• Given request
Pull out every line of the items below and reproduce each one exactly, keeping every character unchanged.
####################
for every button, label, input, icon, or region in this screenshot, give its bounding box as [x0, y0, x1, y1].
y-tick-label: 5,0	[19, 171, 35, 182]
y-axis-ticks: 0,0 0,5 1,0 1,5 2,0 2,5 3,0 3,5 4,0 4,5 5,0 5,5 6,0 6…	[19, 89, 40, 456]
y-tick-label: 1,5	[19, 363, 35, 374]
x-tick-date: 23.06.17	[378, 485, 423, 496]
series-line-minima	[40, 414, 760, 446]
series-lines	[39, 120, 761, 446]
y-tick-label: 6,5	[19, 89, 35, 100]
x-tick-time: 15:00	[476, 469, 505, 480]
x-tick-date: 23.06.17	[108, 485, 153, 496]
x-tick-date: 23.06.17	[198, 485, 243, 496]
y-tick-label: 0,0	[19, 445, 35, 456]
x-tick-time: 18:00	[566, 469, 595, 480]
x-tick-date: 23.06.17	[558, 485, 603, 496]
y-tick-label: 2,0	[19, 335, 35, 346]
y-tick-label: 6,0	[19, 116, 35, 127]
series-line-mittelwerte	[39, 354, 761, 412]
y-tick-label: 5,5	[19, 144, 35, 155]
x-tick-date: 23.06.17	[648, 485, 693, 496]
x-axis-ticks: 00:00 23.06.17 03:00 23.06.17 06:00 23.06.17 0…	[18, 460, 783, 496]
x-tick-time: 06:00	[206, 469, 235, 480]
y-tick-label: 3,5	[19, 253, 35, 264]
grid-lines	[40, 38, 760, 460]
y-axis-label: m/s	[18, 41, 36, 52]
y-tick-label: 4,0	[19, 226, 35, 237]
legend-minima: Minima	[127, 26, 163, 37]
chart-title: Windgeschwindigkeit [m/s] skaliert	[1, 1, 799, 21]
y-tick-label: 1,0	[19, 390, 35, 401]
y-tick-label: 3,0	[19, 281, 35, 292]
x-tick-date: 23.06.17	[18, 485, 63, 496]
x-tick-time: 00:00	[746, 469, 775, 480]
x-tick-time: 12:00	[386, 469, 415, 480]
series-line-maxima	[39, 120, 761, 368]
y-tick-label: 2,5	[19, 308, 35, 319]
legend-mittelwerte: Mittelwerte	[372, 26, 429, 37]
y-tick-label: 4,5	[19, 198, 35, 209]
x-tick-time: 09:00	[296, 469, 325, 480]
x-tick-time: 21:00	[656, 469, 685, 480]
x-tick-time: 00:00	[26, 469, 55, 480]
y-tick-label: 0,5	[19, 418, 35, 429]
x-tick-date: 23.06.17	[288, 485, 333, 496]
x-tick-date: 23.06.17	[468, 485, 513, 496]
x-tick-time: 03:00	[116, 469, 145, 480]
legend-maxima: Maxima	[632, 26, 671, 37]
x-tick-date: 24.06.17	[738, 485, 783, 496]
####################
• Result of this task
for every button, label, input, icon, or region in this screenshot, give its bounding box as [x0, y0, x1, y1].
y-tick-label: 5,0	[19, 171, 35, 182]
y-axis-ticks: 0,0 0,5 1,0 1,5 2,0 2,5 3,0 3,5 4,0 4,5 5,0 5,5 6,0 6…	[19, 89, 40, 456]
y-tick-label: 1,5	[19, 363, 35, 374]
x-tick-date: 23.06.17	[378, 485, 423, 496]
series-line-minima	[40, 414, 760, 446]
series-lines	[39, 120, 761, 446]
y-tick-label: 6,5	[19, 89, 35, 100]
x-tick-time: 15:00	[476, 469, 505, 480]
x-tick-date: 23.06.17	[108, 485, 153, 496]
x-tick-date: 23.06.17	[198, 485, 243, 496]
y-tick-label: 0,0	[19, 445, 35, 456]
x-tick-time: 18:00	[566, 469, 595, 480]
x-tick-date: 23.06.17	[558, 485, 603, 496]
y-tick-label: 2,0	[19, 335, 35, 346]
y-tick-label: 6,0	[19, 116, 35, 127]
series-line-mittelwerte	[39, 354, 761, 412]
y-tick-label: 5,5	[19, 144, 35, 155]
x-tick-date: 23.06.17	[648, 485, 693, 496]
x-axis-ticks: 00:00 23.06.17 03:00 23.06.17 06:00 23.06.17 0…	[18, 460, 783, 496]
x-tick-time: 06:00	[206, 469, 235, 480]
y-tick-label: 3,5	[19, 253, 35, 264]
grid-lines	[40, 38, 760, 460]
y-axis-label: m/s	[18, 41, 36, 52]
y-tick-label: 4,0	[19, 226, 35, 237]
legend-minima: Minima	[127, 26, 163, 37]
chart-title: Windgeschwindigkeit [m/s] skaliert	[1, 1, 799, 21]
y-tick-label: 1,0	[19, 390, 35, 401]
y-tick-label: 3,0	[19, 281, 35, 292]
x-tick-date: 23.06.17	[18, 485, 63, 496]
x-tick-time: 00:00	[746, 469, 775, 480]
x-tick-time: 12:00	[386, 469, 415, 480]
series-line-maxima	[39, 120, 761, 368]
y-tick-label: 2,5	[19, 308, 35, 319]
legend-mittelwerte: Mittelwerte	[372, 26, 429, 37]
y-tick-label: 4,5	[19, 198, 35, 209]
x-tick-time: 09:00	[296, 469, 325, 480]
x-tick-time: 21:00	[656, 469, 685, 480]
x-tick-time: 00:00	[26, 469, 55, 480]
y-tick-label: 0,5	[19, 418, 35, 429]
x-tick-date: 23.06.17	[288, 485, 333, 496]
x-tick-date: 23.06.17	[468, 485, 513, 496]
x-tick-time: 03:00	[116, 469, 145, 480]
legend-maxima: Maxima	[632, 26, 671, 37]
x-tick-date: 24.06.17	[738, 485, 783, 496]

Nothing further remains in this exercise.